▶ [Selected excerpt]:
┄┄┄┄┄┄┄┄┄┄┄┄┄┄┄┄┄┄┄┄

Craigslist is one of the greatest sites in the world, and the entire Bay Area seems to revolve around it. Sadly, Craigslist’s search facility is extremely bad, seemingly only capable of searching within a price range and neighborhood. Craigslist supplies RSS feeds, but this still means I have to sift through a lot of information in order to find what I’m looking for.
Yahoo Pipes provides a way to filter and manipulate RSS feeds. It’s very visual, and relatively easy to use. This would be an excellent tool to prune down my Craigslist RSS feeds.
Unfortunately, as of some time in the recent past, Craigslist has begun blocking Yahoo Pipes. Perhaps someone wrote an overly-popular pipe which caused a tremendous load on Craigslist’s servers, or perhaps Craigslist thinks they’ll somehow lose income by allowing Pipes. Either way, it sucks.
The work-around which I’ve employed is to mirror the base Craigslist search on my own server, then feed the Yahoo Pipe from that.
This requires you to have a server which:
Is HTTP accessible.
Provides cron, or some other method of running a script at regular intervals.
Has curl, wget, or another HTTP-content-fetching utility.

┄┄┄┄┄┄┄┄┄┄┄┄┄┄┄┄┄┄┄┄

▶ [Task list]:
A - Answer these questions from the text on Craigslist and Yahoo Pipes, one line each:
(i) Within which two things does Craigslist's search seem able to search?
(ii) What has Craigslist begun doing to Yahoo Pipes?
(iii) Which two HTTP-content-fetching utilities are named for the server?
B - Reproduce the part of the text on Craigslist and Yahoo Pipes that begins at the words "Yahoo Pipes provides" and stops after "Is HTTP accessible.".

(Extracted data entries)
┄┄┄┄┄┄┄┄┄┄┄┄┄┄┄┄┄┄┄┄

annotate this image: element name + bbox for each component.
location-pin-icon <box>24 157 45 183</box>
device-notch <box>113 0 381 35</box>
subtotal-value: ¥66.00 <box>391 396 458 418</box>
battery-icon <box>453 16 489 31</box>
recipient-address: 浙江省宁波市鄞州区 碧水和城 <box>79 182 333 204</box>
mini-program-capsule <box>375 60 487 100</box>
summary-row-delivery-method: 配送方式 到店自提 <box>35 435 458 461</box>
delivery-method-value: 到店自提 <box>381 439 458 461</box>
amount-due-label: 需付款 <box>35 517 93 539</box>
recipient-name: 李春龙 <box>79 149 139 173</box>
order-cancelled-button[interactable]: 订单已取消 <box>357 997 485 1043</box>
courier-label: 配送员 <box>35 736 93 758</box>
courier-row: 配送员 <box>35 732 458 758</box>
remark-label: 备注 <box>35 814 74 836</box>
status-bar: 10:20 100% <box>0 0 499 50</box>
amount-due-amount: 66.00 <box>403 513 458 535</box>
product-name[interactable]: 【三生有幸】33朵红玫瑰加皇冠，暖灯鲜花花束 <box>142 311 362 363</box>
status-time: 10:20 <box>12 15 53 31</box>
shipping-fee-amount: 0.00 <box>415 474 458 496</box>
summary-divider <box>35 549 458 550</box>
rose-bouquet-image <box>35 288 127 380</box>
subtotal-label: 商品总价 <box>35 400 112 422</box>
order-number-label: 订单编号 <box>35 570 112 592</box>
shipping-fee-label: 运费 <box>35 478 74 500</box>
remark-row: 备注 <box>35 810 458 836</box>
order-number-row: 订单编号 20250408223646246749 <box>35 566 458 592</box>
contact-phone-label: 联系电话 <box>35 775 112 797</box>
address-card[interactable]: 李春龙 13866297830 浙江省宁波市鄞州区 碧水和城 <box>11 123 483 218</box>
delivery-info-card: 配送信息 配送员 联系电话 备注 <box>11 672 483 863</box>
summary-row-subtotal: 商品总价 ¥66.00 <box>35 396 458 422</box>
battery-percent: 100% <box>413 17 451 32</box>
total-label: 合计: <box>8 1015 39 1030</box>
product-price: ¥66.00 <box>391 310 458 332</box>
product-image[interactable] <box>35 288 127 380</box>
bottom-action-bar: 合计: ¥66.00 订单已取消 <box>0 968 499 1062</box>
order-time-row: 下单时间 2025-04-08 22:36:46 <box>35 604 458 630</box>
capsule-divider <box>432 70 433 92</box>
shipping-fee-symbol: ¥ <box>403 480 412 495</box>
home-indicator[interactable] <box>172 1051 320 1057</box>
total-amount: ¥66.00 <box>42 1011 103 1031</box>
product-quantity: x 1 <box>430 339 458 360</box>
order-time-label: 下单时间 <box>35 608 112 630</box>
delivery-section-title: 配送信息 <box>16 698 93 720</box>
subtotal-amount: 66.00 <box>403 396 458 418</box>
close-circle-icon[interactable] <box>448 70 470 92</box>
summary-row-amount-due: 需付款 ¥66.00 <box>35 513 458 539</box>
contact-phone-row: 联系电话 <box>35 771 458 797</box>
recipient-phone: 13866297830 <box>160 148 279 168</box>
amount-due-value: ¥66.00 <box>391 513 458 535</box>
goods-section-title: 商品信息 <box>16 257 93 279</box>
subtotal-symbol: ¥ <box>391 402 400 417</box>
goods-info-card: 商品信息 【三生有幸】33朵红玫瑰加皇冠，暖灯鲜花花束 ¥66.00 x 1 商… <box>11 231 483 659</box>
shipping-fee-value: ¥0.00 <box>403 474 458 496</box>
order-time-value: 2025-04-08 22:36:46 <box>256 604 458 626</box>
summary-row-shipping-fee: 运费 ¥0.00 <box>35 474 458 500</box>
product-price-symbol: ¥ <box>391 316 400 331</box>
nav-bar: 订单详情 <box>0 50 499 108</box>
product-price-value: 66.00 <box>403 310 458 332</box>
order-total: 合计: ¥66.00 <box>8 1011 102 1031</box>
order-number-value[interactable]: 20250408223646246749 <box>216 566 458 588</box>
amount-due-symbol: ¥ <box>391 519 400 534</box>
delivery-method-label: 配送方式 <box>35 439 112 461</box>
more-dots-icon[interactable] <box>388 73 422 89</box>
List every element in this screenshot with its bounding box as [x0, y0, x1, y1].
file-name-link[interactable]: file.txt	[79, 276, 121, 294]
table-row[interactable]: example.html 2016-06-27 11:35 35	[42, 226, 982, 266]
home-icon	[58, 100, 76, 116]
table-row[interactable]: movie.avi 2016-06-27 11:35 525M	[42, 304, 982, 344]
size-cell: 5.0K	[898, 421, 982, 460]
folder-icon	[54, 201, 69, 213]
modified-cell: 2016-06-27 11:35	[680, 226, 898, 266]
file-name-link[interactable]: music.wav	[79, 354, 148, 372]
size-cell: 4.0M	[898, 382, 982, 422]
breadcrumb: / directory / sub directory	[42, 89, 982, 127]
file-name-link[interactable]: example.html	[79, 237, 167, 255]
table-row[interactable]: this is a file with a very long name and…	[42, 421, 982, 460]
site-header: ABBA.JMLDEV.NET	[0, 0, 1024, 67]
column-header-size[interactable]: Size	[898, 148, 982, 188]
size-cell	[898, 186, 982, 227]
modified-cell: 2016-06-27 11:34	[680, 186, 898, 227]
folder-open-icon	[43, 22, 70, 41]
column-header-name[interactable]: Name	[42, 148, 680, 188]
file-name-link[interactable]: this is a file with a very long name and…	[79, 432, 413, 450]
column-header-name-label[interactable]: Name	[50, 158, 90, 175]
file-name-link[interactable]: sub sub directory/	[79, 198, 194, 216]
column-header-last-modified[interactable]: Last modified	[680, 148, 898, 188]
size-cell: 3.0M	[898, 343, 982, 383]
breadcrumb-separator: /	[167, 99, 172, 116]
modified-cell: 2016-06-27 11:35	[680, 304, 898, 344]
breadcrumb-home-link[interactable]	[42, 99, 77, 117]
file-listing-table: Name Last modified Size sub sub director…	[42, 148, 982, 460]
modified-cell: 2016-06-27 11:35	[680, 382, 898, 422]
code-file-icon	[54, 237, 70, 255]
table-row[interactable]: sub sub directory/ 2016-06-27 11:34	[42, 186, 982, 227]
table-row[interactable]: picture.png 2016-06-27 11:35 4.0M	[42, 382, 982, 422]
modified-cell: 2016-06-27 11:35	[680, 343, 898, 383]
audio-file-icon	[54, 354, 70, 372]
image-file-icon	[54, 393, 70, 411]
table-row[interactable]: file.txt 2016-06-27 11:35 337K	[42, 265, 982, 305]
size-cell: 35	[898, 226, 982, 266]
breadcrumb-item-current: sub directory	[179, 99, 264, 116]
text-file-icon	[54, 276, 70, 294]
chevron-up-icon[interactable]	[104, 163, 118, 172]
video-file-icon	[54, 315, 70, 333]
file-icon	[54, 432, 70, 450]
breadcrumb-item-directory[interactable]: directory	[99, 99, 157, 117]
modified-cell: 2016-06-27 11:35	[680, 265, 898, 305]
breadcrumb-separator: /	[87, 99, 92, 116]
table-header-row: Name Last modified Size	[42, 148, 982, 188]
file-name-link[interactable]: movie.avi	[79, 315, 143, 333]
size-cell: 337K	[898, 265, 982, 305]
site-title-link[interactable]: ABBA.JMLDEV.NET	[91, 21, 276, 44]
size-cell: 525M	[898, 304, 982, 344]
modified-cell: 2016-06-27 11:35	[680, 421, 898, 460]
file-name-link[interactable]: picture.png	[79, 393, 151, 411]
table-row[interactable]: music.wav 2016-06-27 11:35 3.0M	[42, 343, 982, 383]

┄┄┄┄┄┄┄┄┄┄┄┄┄┄┄┄┄┄┄┄

▶ [Answers to the exercise]:
A -
(i) A price range and neighborhood
(ii) Blocking it
(iii) Curl and wget

B -
Yahoo Pipes provides a way to filter and manipulate RSS feeds. It’s very visual, and relatively easy to use. This would be an excellent tool to prune down my Craigslist RSS feeds.
Unfortunately, as of some time in the recent past, Craigslist has begun blocking Yahoo Pipes. Perhaps someone wrote an overly-popular pipe which caused a tremendous load on Craigslist’s servers, or perhaps Craigslist thinks they’ll somehow lose income by allowing Pipes. Either way, it sucks.
The work-around which I’ve employed is to mirror the base Craigslist search on my own server, then feed the Yahoo Pipe from that.
This requires you to have a server which:
Is HTTP accessible.